● **Task description**
Tally up how many lines in the listing below contain the string "Welcome", and give only the total.

● **Entries shown**
= = = =
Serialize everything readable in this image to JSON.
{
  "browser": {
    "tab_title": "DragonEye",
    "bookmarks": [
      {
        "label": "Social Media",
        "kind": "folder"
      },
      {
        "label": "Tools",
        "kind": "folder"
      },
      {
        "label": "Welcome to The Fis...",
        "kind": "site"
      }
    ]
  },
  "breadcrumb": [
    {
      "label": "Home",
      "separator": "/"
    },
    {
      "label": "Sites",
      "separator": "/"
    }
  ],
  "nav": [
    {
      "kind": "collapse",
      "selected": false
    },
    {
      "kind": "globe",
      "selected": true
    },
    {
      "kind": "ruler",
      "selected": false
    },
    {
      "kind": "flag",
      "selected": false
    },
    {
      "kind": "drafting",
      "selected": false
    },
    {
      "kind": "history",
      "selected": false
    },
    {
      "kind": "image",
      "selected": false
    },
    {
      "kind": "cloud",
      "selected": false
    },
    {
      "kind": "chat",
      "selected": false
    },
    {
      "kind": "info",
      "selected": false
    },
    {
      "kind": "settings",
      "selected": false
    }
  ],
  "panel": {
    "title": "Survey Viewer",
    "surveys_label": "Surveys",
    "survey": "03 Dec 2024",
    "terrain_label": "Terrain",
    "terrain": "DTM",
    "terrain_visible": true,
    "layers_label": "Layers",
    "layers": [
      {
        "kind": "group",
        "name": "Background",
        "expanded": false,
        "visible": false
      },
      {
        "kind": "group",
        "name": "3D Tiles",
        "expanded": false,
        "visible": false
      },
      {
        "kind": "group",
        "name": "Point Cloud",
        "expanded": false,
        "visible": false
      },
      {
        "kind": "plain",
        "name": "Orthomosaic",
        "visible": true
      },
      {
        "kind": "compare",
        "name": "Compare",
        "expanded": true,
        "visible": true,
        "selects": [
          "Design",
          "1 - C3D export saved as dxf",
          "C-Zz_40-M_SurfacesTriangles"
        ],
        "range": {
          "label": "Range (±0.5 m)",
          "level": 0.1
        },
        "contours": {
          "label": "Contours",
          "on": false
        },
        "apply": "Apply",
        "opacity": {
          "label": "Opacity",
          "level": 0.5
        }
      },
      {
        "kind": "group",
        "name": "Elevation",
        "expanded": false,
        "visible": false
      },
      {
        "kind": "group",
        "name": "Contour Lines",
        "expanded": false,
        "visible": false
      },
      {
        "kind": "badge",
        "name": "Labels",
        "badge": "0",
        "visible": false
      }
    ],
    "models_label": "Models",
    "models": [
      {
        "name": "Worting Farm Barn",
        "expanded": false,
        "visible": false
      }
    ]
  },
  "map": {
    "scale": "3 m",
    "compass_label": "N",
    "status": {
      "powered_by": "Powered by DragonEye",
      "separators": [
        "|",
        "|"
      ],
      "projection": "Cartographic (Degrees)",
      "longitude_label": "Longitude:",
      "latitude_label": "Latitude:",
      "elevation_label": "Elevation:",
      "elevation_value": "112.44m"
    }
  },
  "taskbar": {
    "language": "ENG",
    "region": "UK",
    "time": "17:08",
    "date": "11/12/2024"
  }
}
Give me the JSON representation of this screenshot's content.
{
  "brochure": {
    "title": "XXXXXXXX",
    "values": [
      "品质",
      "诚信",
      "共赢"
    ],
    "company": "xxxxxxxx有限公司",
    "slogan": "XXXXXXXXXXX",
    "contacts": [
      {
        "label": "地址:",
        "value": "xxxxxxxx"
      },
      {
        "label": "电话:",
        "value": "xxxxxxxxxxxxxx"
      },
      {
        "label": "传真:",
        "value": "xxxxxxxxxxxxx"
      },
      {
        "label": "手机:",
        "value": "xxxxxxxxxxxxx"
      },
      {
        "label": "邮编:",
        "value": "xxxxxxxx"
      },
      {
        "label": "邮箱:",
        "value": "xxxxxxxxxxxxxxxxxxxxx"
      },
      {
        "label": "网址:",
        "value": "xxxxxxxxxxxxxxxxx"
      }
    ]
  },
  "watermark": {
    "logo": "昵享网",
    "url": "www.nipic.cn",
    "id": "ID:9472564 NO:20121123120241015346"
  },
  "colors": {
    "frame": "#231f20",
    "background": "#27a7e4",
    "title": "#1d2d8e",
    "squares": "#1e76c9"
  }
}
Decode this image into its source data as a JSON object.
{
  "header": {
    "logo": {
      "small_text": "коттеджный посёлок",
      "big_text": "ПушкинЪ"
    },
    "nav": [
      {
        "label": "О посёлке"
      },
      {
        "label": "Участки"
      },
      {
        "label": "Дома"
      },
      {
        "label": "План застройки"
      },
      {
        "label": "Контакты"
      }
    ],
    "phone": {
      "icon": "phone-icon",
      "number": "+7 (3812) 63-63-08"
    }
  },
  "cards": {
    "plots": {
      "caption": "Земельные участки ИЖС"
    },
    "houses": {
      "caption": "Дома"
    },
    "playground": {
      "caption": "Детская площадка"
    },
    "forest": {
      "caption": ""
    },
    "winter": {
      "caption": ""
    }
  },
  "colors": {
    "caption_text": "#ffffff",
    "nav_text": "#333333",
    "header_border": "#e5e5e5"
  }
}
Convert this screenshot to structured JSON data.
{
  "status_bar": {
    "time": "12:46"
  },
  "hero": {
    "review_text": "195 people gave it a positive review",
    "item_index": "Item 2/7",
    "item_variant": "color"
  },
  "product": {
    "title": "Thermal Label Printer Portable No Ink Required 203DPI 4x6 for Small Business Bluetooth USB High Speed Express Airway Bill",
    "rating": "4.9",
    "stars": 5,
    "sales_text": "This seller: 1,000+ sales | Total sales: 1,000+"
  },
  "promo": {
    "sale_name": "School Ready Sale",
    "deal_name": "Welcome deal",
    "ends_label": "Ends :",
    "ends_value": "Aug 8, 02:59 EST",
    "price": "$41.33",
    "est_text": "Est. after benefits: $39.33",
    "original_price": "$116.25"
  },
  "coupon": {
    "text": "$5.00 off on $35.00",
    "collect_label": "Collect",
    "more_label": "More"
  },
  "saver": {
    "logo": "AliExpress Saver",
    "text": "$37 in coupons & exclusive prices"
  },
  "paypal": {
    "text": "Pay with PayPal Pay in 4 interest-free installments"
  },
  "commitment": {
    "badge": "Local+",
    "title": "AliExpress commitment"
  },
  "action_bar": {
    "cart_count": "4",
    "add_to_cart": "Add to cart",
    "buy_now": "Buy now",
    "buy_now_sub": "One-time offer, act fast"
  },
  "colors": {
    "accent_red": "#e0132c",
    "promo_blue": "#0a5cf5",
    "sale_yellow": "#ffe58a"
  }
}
= = = =
● **Finished answer**
2